Reproduce the entire listing word for word.
--
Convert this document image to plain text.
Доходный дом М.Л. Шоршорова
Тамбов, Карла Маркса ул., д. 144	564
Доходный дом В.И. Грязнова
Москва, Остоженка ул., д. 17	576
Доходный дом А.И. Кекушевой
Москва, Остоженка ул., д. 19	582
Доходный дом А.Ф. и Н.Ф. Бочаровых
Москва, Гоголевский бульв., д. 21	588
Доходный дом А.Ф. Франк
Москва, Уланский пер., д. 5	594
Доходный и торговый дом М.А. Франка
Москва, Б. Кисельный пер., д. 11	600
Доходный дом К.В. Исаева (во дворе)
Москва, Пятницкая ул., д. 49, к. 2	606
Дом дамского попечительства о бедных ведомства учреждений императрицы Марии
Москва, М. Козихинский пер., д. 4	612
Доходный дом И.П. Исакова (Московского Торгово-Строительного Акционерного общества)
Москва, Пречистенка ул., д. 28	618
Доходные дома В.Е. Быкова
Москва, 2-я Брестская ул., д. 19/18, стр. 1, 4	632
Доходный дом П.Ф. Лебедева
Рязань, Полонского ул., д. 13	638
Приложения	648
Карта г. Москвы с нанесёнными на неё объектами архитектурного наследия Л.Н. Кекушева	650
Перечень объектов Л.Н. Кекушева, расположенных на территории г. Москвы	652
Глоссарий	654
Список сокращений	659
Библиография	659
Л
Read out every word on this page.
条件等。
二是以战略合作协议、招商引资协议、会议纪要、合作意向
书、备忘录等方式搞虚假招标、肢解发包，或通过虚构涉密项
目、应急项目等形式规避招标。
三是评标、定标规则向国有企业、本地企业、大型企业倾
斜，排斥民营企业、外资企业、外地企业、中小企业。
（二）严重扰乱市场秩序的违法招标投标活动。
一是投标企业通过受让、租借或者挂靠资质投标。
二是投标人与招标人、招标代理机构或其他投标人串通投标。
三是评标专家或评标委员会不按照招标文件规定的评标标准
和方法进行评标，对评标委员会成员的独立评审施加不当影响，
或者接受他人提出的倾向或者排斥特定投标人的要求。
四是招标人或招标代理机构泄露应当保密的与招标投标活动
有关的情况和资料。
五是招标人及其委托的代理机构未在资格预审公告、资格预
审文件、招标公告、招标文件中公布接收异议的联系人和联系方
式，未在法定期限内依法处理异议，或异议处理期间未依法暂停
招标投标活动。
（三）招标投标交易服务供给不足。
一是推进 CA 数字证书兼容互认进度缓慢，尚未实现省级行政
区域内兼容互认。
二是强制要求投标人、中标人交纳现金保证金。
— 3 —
--
§ WORKED ANSWER
Convert this document image to plain text.
Доходный дом М.Л. Шоршорова
Тамбов, Карла Маркса ул., д. 144	564
Доходный дом В.И. Грязнова
Москва, Остоженка ул., д. 17	576
Доходный дом А.И. Кекушевой
Москва, Остоженка ул., д. 19	582
Доходный дом А.Ф. и Н.Ф. Бочаровых
Москва, Гоголевский бульв., д. 21	588
Доходный дом А.Ф. Франк
Москва, Уланский пер., д. 5	594
Доходный и торговый дом М.А. Франка
Москва, Б. Кисельный пер., д. 11	600
Доходный дом К.В. Исаева (во дворе)
Москва, Пятницкая ул., д. 49, к. 2	606
Дом дамского попечительства о бедных ведомства учреждений императрицы Марии
Москва, М. Козихинский пер., д. 4	612
Доходный дом И.П. Исакова (Московского Торгово-Строительного Акционерного общества)
Москва, Пречистенка ул., д. 28	618
Доходные дома В.Е. Быкова
Москва, 2-я Брестская ул., д. 19/18, стр. 1, 4	632
Доходный дом П.Ф. Лебедева
Рязань, Полонского ул., д. 13	638
Приложения	648
Карта г. Москвы с нанесёнными на неё объектами архитектурного наследия Л.Н. Кекушева	650
Перечень объектов Л.Н. Кекушева, расположенных на территории г. Москвы	652
Глоссарий	654
Список сокращений	659
Библиография	659
Л
Read out every word on this page.
条件等。
二是以战略合作协议、招商引资协议、会议纪要、合作意向
书、备忘录等方式搞虚假招标、肢解发包，或通过虚构涉密项
目、应急项目等形式规避招标。
三是评标、定标规则向国有企业、本地企业、大型企业倾
斜，排斥民营企业、外资企业、外地企业、中小企业。
（二）严重扰乱市场秩序的违法招标投标活动。
一是投标企业通过受让、租借或者挂靠资质投标。
二是投标人与招标人、招标代理机构或其他投标人串通投标。
三是评标专家或评标委员会不按照招标文件规定的评标标准
和方法进行评标，对评标委员会成员的独立评审施加不当影响，
或者接受他人提出的倾向或者排斥特定投标人的要求。
四是招标人或招标代理机构泄露应当保密的与招标投标活动
有关的情况和资料。
五是招标人及其委托的代理机构未在资格预审公告、资格预
审文件、招标公告、招标文件中公布接收异议的联系人和联系方
式，未在法定期限内依法处理异议，或异议处理期间未依法暂停
招标投标活动。
（三）招标投标交易服务供给不足。
一是推进 CA 数字证书兼容互认进度缓慢，尚未实现省级行政
区域内兼容互认。
二是强制要求投标人、中标人交纳现金保证金。
— 3 —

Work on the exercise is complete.